Hatay’ın İskenderun ilçesinde Şehit Er Remzi İlboğa Kışlası'na roketatar ve uzun namlulu silahlarla saldırıp 6 askeri şehit edip, 8 askeri yaralayan terör örgütü PKK’nın 9 üyesine ilişkin soruşturma tamamlandı.
Cumhuriyet savcısı, 2008'de de bir korucuyu şehit ettikleri belirlenen militan grubun sorumlusu Kenan Yıldızbakan'ın 7 kez ağırlaştırılmış müebbet ve 200 yıl, roketatarı kullanan Cengiz Nergiz'in ise 7 kez ağırlaştırılmış müebbet ile 320 yıl hapis cezası ile cezalandırılması talep etti. İddianamede, diğer 7 sanık hakkında 23 yıl ile ağırlaştırılmış müebbet arasında değişen hapis cezaları istendi. 30 Mayıs 2010'da gerçekleşen saldırının Mavi Marmara gemisine İsrail baskınından 3 saat önce gerçekleşmesi nedeniyle olay sonrasında İsrail'in rolü olduğu iddialarına da değinildi. Adana 10. Ağır Ceza Mahkemesi'nde kabul edilen 120 sayfa ve 11 klasörden oluşan ve 43 mağdur ve müştekinin bulunduğu iddianamede İskenderun'daki deniz kışlasına yapılan saldırı ayrıntılı ele alındı.
"Konunun uzmanlarınca ve İsrail devletine en yakın deniz kışlamıza düzenlenen bu terör eyleminin dönemsel olarak iki ülke arasında yaşanan ağır krizden bağışık değerlendirilmeyeceği yönünde çeşitli görüşler bildirilmiştir." ifadesine yer verilen savcılık iddianamesinde, bunun üzerine Mavi Marmara davasının iddianamesi ile belge ve bilgilerin ivedi olarak istendiği kaydedildi. İskenderun'daki terör saldırısına ilişkin herhangi bir bilgi ve belgeye rastlanmadığı ifade edilen iddianamede, "Bu bağlamda her iki olay arasında varsayıma dayalı şüpheleri ortadan kaldıracak kanıtlara ulaşılamadığı” dile getirilip, iddianamede hukuksal sav ve niteleme yapılmadığı vurgulandı. Yakalandıktan sonra itirafçı olan Barış Kızılçay ise ifadelerinde saldırı sırasında Kuzey Irak'ta olduğunu öne sürdü. Kızılçay, Amanoslara geldiğinde İskenderun'daki saldırıda roketatarı Cengiz Nergiz'in, M-16'yı ise Kenan Yıldızbakan'ın kullandığını kendilerinden öğrendiğini söyledi.
"YILDIZBAKAN'IN İSRAİL'E KARŞI BİR SEMPATİSİ VARDI"
Bu eylemin basında İsrail tarafından yaptırıldığı yönünde yayınlanması örgüt mensupları arasında rahatsızlık uyandırdığını anlatan Kızılçay, "Somut olarak var olan eylemin ‘İsrail istihbaratının işidir' diyemem. Ancak ister sohbetlerde, isterse Kenan Yıldızbakan'ın İsrail'deki yaşantısı ve orada bir kadınla kalması, belli bir noktada oradaki halkı destekleyen yönde sohbetleri göze çarpmaktaydı. En son İsrail'e bir kişi ile bir inşaat firmasının taşeronluğunu almış ve Türkiye'den İsrail'e işçi götürmüştür." dedi.

Yazılı Görev A => Aşağıdaki satırların başından "hadith-line-6: فإني أجد" ifadesini içeren satıra kadar uzanan bölümü, iki ucu da dahil ederek ve boş satırları atlayarak numaralı liste biçiminde düzenleyiniz.
Yukarıdaki metin ile aşağıdaki satırlar birbirinden bağımsız malzemelerdir.

Sağlanan Veriler =>
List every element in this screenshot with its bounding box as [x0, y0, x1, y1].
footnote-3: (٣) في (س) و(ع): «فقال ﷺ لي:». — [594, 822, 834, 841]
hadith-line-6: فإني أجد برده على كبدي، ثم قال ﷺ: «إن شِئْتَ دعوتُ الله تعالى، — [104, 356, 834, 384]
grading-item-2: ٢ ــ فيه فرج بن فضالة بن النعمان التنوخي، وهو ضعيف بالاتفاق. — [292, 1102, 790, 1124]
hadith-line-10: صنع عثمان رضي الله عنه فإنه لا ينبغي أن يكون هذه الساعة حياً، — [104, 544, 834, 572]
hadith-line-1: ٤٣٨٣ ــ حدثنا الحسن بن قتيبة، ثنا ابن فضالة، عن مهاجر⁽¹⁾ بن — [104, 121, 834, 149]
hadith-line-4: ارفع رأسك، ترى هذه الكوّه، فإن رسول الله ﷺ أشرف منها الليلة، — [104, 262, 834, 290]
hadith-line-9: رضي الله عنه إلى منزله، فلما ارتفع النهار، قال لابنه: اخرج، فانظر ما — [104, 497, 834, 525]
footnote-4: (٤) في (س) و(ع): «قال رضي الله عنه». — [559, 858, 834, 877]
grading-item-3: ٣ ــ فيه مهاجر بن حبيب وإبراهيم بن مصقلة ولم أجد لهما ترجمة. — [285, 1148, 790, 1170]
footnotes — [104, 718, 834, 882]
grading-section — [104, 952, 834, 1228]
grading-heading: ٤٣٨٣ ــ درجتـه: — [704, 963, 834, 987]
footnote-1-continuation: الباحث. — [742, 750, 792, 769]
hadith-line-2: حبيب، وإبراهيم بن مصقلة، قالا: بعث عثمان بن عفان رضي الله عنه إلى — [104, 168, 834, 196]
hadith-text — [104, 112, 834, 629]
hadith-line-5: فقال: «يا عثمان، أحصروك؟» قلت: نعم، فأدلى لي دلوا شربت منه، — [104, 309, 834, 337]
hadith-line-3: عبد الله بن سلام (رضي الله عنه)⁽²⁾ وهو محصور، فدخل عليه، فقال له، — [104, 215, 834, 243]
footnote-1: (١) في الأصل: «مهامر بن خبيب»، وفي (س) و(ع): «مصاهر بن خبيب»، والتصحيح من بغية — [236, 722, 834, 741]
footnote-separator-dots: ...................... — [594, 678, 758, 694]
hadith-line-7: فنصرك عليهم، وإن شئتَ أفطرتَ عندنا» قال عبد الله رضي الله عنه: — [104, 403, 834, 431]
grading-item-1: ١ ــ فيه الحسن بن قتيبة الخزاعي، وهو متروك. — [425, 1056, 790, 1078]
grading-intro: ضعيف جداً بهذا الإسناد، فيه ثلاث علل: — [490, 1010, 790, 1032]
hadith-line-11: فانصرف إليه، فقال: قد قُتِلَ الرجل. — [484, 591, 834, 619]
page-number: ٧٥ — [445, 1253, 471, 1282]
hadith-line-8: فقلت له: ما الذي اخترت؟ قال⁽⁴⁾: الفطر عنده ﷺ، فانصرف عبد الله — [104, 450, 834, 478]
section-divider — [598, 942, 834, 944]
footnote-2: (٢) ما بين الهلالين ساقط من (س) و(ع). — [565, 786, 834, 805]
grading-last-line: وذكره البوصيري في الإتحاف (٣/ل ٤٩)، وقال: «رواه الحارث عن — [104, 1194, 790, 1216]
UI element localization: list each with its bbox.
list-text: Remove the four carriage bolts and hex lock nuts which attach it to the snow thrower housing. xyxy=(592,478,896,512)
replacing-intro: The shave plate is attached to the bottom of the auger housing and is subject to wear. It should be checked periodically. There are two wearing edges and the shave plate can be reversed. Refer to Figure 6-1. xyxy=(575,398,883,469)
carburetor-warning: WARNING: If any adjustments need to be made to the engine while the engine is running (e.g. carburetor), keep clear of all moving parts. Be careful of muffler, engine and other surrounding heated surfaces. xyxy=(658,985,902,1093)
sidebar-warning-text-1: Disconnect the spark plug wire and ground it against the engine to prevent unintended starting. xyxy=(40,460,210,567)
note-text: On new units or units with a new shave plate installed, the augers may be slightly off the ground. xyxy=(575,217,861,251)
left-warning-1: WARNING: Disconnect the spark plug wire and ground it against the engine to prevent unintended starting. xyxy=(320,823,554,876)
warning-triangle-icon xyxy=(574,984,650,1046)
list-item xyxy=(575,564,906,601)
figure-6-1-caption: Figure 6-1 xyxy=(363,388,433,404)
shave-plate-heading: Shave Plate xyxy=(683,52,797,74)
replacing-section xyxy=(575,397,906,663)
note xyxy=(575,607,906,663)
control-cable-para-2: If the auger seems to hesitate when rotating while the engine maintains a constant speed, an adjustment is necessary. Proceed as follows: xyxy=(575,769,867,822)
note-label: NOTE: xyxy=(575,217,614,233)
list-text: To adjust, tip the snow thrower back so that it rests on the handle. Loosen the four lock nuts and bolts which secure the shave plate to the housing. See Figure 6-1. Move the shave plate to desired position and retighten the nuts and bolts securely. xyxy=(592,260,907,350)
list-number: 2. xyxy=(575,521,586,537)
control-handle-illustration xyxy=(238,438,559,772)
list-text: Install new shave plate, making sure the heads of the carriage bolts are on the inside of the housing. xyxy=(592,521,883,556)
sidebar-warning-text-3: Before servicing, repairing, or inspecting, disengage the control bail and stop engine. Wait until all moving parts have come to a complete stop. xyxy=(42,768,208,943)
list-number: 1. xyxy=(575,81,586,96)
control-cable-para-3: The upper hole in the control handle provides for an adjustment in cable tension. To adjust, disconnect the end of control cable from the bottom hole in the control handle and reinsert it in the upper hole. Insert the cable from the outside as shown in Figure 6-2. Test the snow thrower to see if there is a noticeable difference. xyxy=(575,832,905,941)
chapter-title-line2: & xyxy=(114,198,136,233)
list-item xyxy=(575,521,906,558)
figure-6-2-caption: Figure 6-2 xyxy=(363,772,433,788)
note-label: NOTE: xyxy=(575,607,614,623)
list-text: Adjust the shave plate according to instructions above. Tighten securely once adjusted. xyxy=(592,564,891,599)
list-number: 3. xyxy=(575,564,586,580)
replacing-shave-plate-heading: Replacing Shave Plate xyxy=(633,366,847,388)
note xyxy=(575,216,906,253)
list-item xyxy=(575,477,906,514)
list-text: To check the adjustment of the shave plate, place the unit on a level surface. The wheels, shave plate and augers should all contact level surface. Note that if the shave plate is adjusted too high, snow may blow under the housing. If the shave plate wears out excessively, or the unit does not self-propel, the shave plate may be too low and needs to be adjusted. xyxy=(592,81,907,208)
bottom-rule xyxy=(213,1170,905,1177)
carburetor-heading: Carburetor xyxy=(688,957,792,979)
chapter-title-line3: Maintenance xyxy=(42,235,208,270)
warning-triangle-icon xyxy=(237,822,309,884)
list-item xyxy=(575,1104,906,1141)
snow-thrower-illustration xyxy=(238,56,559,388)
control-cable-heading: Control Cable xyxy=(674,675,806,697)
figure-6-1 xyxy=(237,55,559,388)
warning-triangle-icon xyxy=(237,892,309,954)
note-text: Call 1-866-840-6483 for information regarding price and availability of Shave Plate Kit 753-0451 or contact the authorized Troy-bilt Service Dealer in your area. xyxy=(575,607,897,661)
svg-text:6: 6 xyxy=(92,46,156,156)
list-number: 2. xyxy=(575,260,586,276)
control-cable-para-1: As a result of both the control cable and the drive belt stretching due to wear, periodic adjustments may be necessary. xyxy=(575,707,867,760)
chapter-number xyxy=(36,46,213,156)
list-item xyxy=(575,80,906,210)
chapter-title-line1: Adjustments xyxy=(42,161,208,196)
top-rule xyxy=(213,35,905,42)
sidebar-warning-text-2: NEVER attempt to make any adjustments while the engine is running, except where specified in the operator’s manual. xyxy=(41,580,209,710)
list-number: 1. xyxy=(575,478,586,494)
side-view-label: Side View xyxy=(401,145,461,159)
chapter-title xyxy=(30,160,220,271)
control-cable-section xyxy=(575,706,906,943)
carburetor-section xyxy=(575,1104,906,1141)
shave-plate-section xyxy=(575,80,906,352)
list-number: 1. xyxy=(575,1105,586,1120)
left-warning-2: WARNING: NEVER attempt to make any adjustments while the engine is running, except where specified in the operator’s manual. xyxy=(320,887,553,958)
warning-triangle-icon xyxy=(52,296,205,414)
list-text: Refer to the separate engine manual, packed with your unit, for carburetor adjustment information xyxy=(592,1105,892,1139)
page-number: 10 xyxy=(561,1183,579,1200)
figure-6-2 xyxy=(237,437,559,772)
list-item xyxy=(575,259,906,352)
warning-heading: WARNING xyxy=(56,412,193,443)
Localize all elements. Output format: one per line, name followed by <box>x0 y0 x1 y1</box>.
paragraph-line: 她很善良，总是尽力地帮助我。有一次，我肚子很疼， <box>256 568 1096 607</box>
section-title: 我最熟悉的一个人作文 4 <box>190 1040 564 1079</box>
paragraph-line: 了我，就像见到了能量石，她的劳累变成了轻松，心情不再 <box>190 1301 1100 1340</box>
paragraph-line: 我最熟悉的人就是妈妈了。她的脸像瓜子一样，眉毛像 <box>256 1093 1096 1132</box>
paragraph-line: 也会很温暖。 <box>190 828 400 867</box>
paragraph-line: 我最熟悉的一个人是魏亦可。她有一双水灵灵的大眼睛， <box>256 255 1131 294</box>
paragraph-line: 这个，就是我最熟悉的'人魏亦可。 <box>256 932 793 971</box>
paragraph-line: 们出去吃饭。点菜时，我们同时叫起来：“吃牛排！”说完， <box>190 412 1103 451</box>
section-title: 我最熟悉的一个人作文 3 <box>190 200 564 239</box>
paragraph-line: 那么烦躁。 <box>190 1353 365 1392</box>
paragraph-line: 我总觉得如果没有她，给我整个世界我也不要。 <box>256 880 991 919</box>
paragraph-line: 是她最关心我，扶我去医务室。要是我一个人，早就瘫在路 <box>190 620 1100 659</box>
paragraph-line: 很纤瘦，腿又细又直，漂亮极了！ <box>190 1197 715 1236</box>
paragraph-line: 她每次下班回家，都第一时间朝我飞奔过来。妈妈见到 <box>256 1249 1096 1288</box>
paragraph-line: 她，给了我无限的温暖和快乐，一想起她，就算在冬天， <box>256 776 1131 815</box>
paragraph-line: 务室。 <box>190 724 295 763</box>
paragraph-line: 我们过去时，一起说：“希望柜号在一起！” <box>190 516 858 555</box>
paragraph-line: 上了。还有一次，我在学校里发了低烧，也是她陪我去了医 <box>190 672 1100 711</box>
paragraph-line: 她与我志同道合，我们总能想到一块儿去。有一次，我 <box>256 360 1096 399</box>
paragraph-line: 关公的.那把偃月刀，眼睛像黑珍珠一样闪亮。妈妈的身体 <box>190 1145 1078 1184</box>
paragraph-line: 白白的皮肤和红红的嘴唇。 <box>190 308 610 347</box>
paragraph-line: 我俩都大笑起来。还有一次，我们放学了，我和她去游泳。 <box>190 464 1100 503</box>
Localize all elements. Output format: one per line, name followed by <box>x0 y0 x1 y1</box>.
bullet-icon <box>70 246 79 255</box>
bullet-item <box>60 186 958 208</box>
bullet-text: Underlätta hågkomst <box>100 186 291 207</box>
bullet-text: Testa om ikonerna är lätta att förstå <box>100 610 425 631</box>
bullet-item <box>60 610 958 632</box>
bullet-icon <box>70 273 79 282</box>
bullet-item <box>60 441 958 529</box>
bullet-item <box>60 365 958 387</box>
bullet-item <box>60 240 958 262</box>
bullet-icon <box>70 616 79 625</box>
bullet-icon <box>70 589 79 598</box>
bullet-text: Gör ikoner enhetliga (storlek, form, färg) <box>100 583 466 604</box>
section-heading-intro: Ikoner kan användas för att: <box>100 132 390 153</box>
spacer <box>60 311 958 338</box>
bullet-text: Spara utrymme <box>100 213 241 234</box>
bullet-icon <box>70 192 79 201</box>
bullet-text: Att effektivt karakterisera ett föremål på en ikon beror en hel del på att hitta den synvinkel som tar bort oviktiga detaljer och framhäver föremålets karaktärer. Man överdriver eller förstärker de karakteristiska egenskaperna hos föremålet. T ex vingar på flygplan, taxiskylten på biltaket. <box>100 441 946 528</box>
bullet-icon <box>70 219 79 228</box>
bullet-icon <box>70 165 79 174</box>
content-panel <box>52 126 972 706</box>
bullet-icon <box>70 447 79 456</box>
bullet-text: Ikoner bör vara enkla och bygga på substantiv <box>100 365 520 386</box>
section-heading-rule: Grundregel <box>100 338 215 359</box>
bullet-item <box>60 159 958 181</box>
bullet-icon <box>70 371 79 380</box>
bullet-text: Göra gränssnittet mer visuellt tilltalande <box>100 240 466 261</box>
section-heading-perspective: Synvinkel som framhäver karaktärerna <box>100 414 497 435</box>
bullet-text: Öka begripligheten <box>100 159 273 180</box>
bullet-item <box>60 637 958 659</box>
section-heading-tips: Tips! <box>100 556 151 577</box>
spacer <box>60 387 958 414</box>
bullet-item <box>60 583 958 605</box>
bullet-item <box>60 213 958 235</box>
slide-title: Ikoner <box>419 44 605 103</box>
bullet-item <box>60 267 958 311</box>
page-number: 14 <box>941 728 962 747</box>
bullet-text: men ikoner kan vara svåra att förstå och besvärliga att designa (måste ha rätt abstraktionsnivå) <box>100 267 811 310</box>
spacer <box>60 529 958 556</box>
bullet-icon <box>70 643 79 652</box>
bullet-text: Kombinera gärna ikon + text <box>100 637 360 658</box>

Yazılı Görev B => İskenderun'daki kışla saldırısına ilişkin soruşturmayı anlatan yukarıdaki metni, bittiği noktadan alıp sürdürünüz.

Yazılı Yanıt A =>
1. List every element in this screenshot with its bounding box as [x0, y0, x1, y1].
2. footnote-3: (٣) في (س) و(ع): «فقال ﷺ لي:». — [594, 822, 834, 841]
3. hadith-line-6: فإني أجد برده على كبدي، ثم قال ﷺ: «إن شِئْتَ دعوتُ الله تعالى، — [104, 356, 834, 384]

Yazılı Yanıt B =>
Bu durum 2-3 defa tekrarlanmış ve daha sonra Filistinliler'in var olan pasaportlarını geri vermemeleri Kenan'da belli bir tepki meydana getirdiğini açıklayan Kızılçay, "Çünkü bu pasaportların geri gelmemesi Fırat-Siverek'in iflasını getirmiştir. Var olan İskenderun grubu ve Mavi Marmara aynı esnada bire bir ‘İsrail istihbaratı neticesinde olmuştur' demek yerine benim söyleyeceğim büyük bir tesadüftür. Ancak Yıldızbakan'ın İsrail'e karşı bir sempatisi vardı." görüşünü aktardığı iddianamede, Deniz Kışlası'ndaki saldırıda yaralı kurtulan Muammer Altemur'da olay anını anlattı.
"ŞEHİT OLAN EROL TAVUKÇU, BENİ ELİYLE İTEREK KURTARDI"
31 Mayıs 2010'da saat 00.00-04.00 nöbeti için hareket ettiklerini vurgulayan Altemur, kendisini ölümden, şehit olan Erol Tavukçu'nun eliyle iterek kurtardığını kaydetti. Aracın şoförlüğünü er Mehmet Aynur yaptığını dile getiren Altemur, aracın önünde nöbetçi çavuş Erol Sevindik ile hazır kıta muhafız çavuşu Yusuf Çelik’in olduğunu belirtti. Aracın arkasında 11 kişi olduklarını ifade eden Altemur, olayın olduğu yerdeki nöbet kulübesine geldiklerinde mevcut nöbetçi Serhat Aslan’nın kulübeden inerek kendilerini karşıladığını ve araca bindiğini hatırlattı. Nöbette Yusuf Çelik çıkıp kontrolü yaptıktan sonra aşağıya indiğine işaret eden Altemur, nöbetçi çavuş Erol Sevindik’in ise aracın yan tarafında kendisinin olduğu kısımda kaldığını aktardı. Bu esnada aracın arkasından bir patlama yaşandığını açıklayan Altemur, patlamadan sonra kendisi kaybettiğini bildirdi. Altemur, iddianamedeki ifadelerinde şunları söyledi: "Karşılık vermek için kütüklükteki şarjörümü tüfeğime takmaya çalışıyordum. Bu esnada sol bacağımın altına iç taraftan şarapnel parçası girdiğini hissettim. Erol tavukçu henüz vefat etmeden, beni eliyle itekledi ve ‘git canını kurtar' dedi. Ben Erol'un iteklemesi ile aracın sağ yanına düştüm. Bu sırada zaten kaleşnikofla ateş ediliyordu. Yere düştüğümde nöbetçi çavuş Erol Sevindik'i aracın altında gördüm, yine bana canımı kurtarmamı söyledi."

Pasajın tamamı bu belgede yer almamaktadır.